>> start INPUT RECORDS

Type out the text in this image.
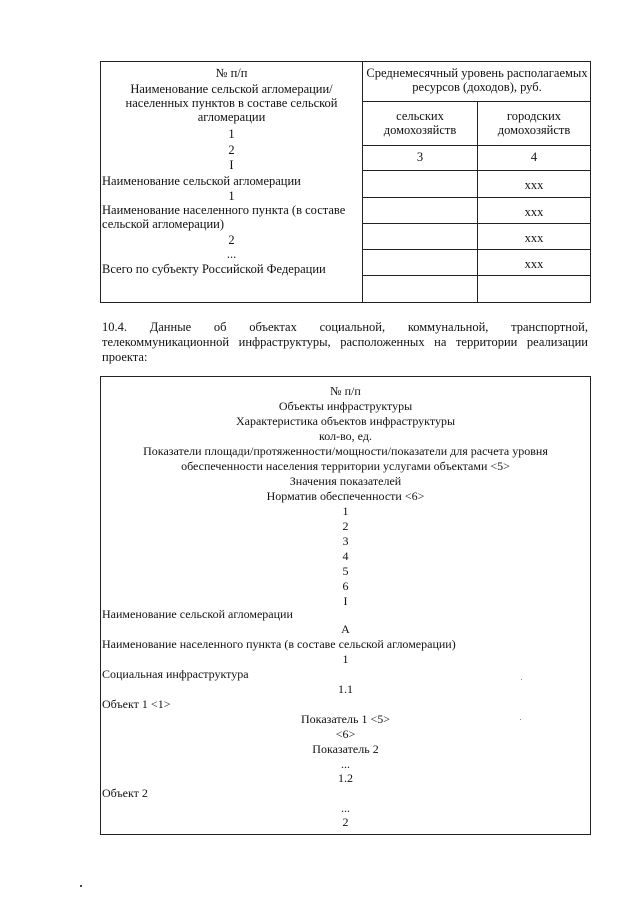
№ п/п
Наименование сельской агломерации/населенных пунктов в составе сельской агломерации
1
2
I
Среднемесячный уровень располагаемых ресурсов (доходов), руб.
сельских домохозяйств
городских домохозяйств
3	4
Наименование сельской агломерации
1
Наименование населенного пункта (в составе сельской агломерации)
2
...
Всего по субъекту Российской Федерации
ххх
ххх
ххх
ххх
10.4. Данные об объектах социальной, коммунальной, транспортной, телекоммуникационной инфраструктуры, расположенных на территории реализации проекта:
№ п/п
Объекты инфраструктуры
Характеристика объектов инфраструктуры
кол-во, ед.
Показатели площади/протяженности/мощности/показатели для расчета уровня
обеспеченности населения территории услугами объектами <5>
Значения показателей
Норматив обеспеченности <6>
1
2
3
4
5
6
I
Наименование сельской агломерации
A
Наименование населенного пункта (в составе сельской агломерации)
1
Социальная инфраструктура
1.1
Объект 1 <1>
Показатель 1 <5>
<6>
Показатель 2
...
1.2
Объект 2
...
2
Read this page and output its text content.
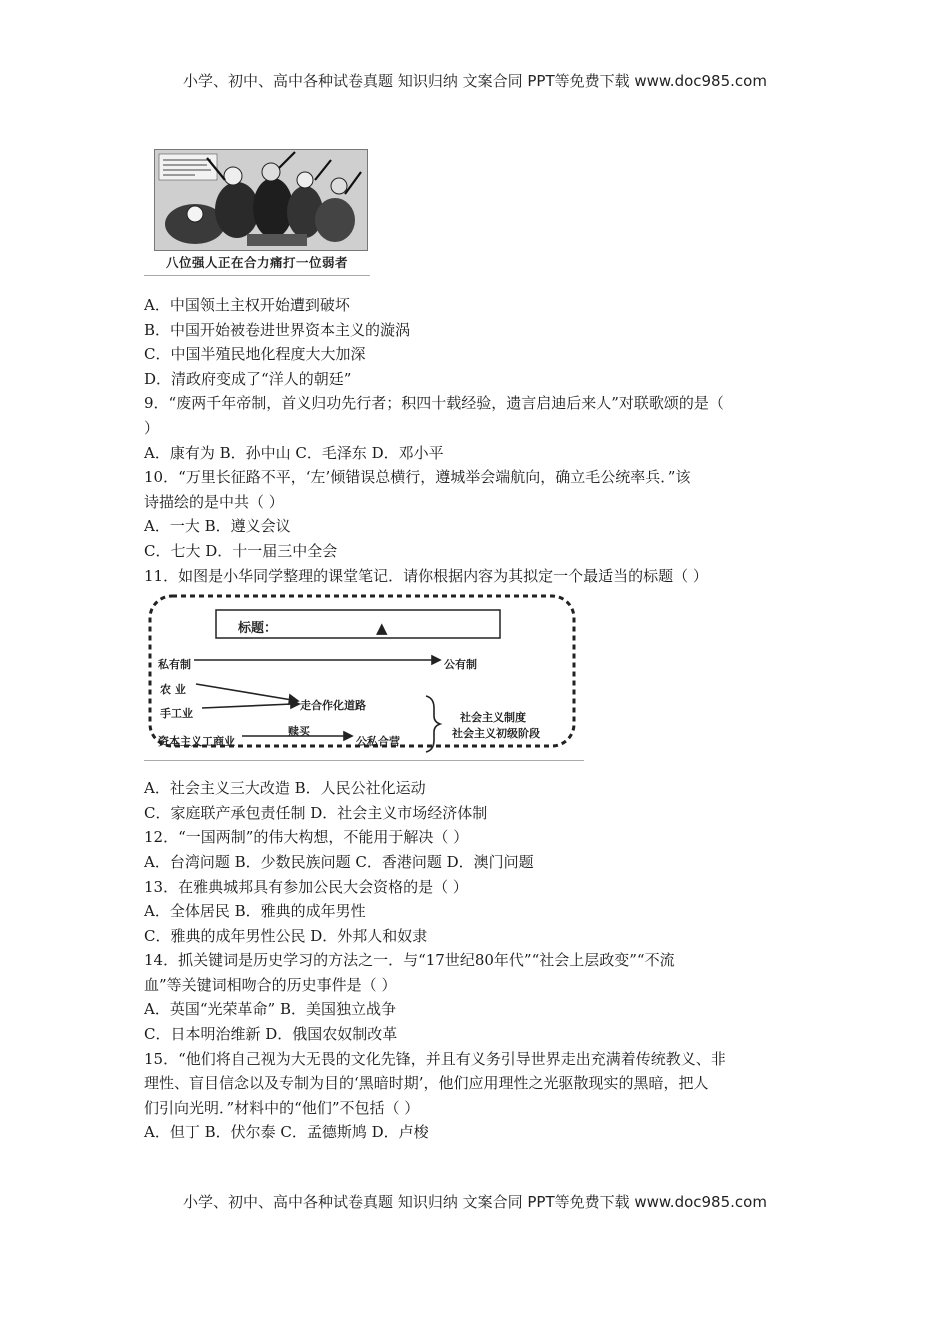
小学、初中、高中各种试卷真题 知识归纳 文案合同 PPT等免费下载 www.doc985.com
八位强人正在合力痛打一位弱者
A．中国领土主权开始遭到破坏
B．中国开始被卷进世界资本主义的漩涡
C．中国半殖民地化程度大大加深
D．清政府变成了“洋人的朝廷”
9．“废两千年帝制，首义归功先行者；积四十载经验，遗言启迪后来人”对联歌颂的是（
）
A．康有为 B．孙中山 C．毛泽东 D．邓小平
10．“万里长征路不平，‘左’倾错误总横行，遵城举会端航向，确立毛公统率兵．”该
诗描绘的是中共（ ）
A．一大 B．遵义会议
C．七大 D．十一届三中全会
11．如图是小华同学整理的课堂笔记．请你根据内容为其拟定一个最适当的标题（ ）
标题：	▲
私有制	公有制
农 业
走合作化道路
手工业	社会主义制度
社会主义初级阶段
赎买
资本主义工商业	公私合营
A．社会主义三大改造 B．人民公社化运动
C．家庭联产承包责任制 D．社会主义市场经济体制
12．“一国两制”的伟大构想，不能用于解决（ ）
A．台湾问题 B．少数民族问题 C．香港问题 D．澳门问题
13．在雅典城邦具有参加公民大会资格的是（ ）
A．全体居民 B．雅典的成年男性
C．雅典的成年男性公民 D．外邦人和奴隶
14．抓关键词是历史学习的方法之一．与“17世纪80年代”“社会上层政变”“不流
血”等关键词相吻合的历史事件是（ ）
A．英国“光荣革命” B．美国独立战争
C．日本明治维新 D．俄国农奴制改革
15．“他们将自己视为大无畏的文化先锋，并且有义务引导世界走出充满着传统教义、非
理性、盲目信念以及专制为目的‘黑暗时期’，他们应用理性之光驱散现实的黑暗，把人
们引向光明．”材料中的“他们”不包括（ ）
A．但丁 B．伏尔泰 C．孟德斯鸠 D．卢梭
小学、初中、高中各种试卷真题 知识归纳 文案合同 PPT等免费下载 www.doc985.com
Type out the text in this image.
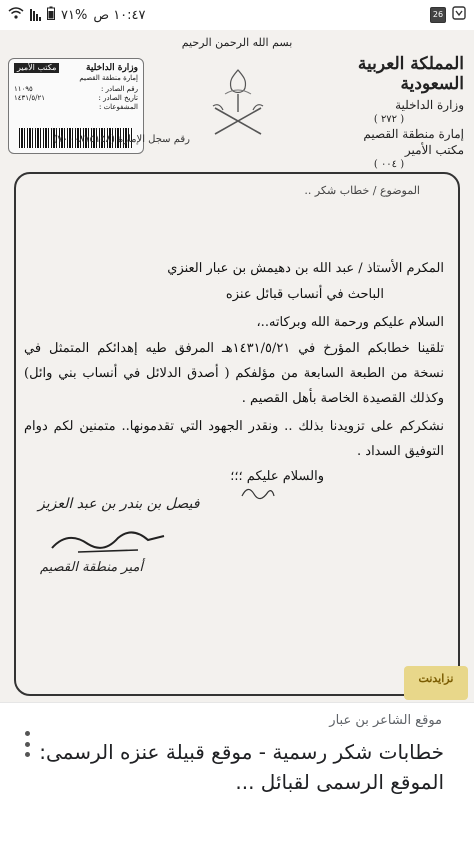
١٠:٤٧ ص
%٧١	26
بسم الله الرحمن الرحيم
المملكة العربية السعودية
وزارة الداخلية
( ٢٧٢ )
إمارة منطقة القصيم
مكتب الأمير
( ٠٠٤ )
وزارة الداخلية
مكتب الأمير
إمارة منطقة القصيم
رقم الصادر :
١١٠٩٥
تاريخ الصادر :
١٤٣١/٥/٢١
المشفوعات :
رقم سجل الإمارة (٧٠٠٠٨٧٥١٥٨)
الموضوع / خطاب شكر ..
المكرم الأستاذ / عبد الله بن دهيمش بن عبار العنزي
الباحث في أنساب قبائل عنزه
السلام عليكم ورحمة الله وبركاته..،
تلقينا خطابكم المؤرخ في ١٤٣١/٥/٢١هـ المرفق طيه إهدائكم المتمثل في نسخة من الطبعة السابعة من مؤلفكم ( أصدق الدلائل في أنساب بني وائل) وكذلك القصيدة الخاصة بأهل القصيم .
نشكركم على تزويدنا بذلك .. ونقدر الجهود التي تقدمونها.. متمنين لكم دوام التوفيق السداد .
والسلام عليكم ؛؛؛
فيصل بن بندر بن عبد العزيز
أمير منطقة القصيم
نزايدنت
موقع الشاعر بن عبار
خطابات شكر رسمية - موقع قبيلة عنزه الرسمى: الموقع الرسمى لقبائل ...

>> end INPUT RECORDS

Repeat the material above verbatim. Leave the pictures behind.

Type out the text in this image.
№ п/п
Наименование сельской агломерации/населенных пунктов в составе сельской агломерации
1
2
I
Среднемесячный уровень располагаемых ресурсов (доходов), руб.
сельских домохозяйств
городских домохозяйств
3	4
Наименование сельской агломерации
1
Наименование населенного пункта (в составе сельской агломерации)
2
...
Всего по субъекту Российской Федерации
ххх
ххх
ххх
ххх
10.4. Данные об объектах социальной, коммунальной, транспортной, телекоммуникационной инфраструктуры, расположенных на территории реализации проекта:
№ п/п
Объекты инфраструктуры
Характеристика объектов инфраструктуры
кол-во, ед.
Показатели площади/протяженности/мощности/показатели для расчета уровня
обеспеченности населения территории услугами объектами <5>
Значения показателей
Норматив обеспеченности <6>
1
2
3
4
5
6
I
Наименование сельской агломерации
A
Наименование населенного пункта (в составе сельской агломерации)
1
Социальная инфраструктура
1.1
Объект 1 <1>
Показатель 1 <5>
<6>
Показатель 2
...
1.2
Объект 2
...
2
Read this page and output its text content.
小学、初中、高中各种试卷真题 知识归纳 文案合同 PPT等免费下载 www.doc985.com
八位强人正在合力痛打一位弱者
A．中国领土主权开始遭到破坏
B．中国开始被卷进世界资本主义的漩涡
C．中国半殖民地化程度大大加深
D．清政府变成了“洋人的朝廷”
9．“废两千年帝制，首义归功先行者；积四十载经验，遗言启迪后来人”对联歌颂的是（
）
A．康有为 B．孙中山 C．毛泽东 D．邓小平
10．“万里长征路不平，‘左’倾错误总横行，遵城举会端航向，确立毛公统率兵．”该
诗描绘的是中共（ ）
A．一大 B．遵义会议
C．七大 D．十一届三中全会
11．如图是小华同学整理的课堂笔记．请你根据内容为其拟定一个最适当的标题（ ）
标题：	▲
私有制	公有制
农 业
走合作化道路
手工业	社会主义制度
社会主义初级阶段
赎买
资本主义工商业	公私合营
A．社会主义三大改造 B．人民公社化运动
C．家庭联产承包责任制 D．社会主义市场经济体制
12．“一国两制”的伟大构想，不能用于解决（ ）
A．台湾问题 B．少数民族问题 C．香港问题 D．澳门问题
13．在雅典城邦具有参加公民大会资格的是（ ）
A．全体居民 B．雅典的成年男性
C．雅典的成年男性公民 D．外邦人和奴隶
14．抓关键词是历史学习的方法之一．与“17世纪80年代”“社会上层政变”“不流
血”等关键词相吻合的历史事件是（ ）
A．英国“光荣革命” B．美国独立战争
C．日本明治维新 D．俄国农奴制改革
15．“他们将自己视为大无畏的文化先锋，并且有义务引导世界走出充满着传统教义、非
理性、盲目信念以及专制为目的‘黑暗时期’，他们应用理性之光驱散现实的黑暗，把人
们引向光明．”材料中的“他们”不包括（ ）
A．但丁 B．伏尔泰 C．孟德斯鸠 D．卢梭
小学、初中、高中各种试卷真题 知识归纳 文案合同 PPT等免费下载 www.doc985.com
Type out the text in this image.
١٠:٤٧ ص
%٧١	26
بسم الله الرحمن الرحيم
المملكة العربية السعودية
وزارة الداخلية
( ٢٧٢ )
إمارة منطقة القصيم
مكتب الأمير
( ٠٠٤ )
وزارة الداخلية
مكتب الأمير
إمارة منطقة القصيم
رقم الصادر :
١١٠٩٥
تاريخ الصادر :
١٤٣١/٥/٢١
المشفوعات :
رقم سجل الإمارة (٧٠٠٠٨٧٥١٥٨)
الموضوع / خطاب شكر ..
المكرم الأستاذ / عبد الله بن دهيمش بن عبار العنزي
الباحث في أنساب قبائل عنزه
السلام عليكم ورحمة الله وبركاته..،
تلقينا خطابكم المؤرخ في ١٤٣١/٥/٢١هـ المرفق طيه إهدائكم المتمثل في نسخة من الطبعة السابعة من مؤلفكم ( أصدق الدلائل في أنساب بني وائل) وكذلك القصيدة الخاصة بأهل القصيم .
نشكركم على تزويدنا بذلك .. ونقدر الجهود التي تقدمونها.. متمنين لكم دوام التوفيق السداد .
والسلام عليكم ؛؛؛
فيصل بن بندر بن عبد العزيز
أمير منطقة القصيم
نزايدنت
موقع الشاعر بن عبار
خطابات شكر رسمية - موقع قبيلة عنزه الرسمى: الموقع الرسمى لقبائل ...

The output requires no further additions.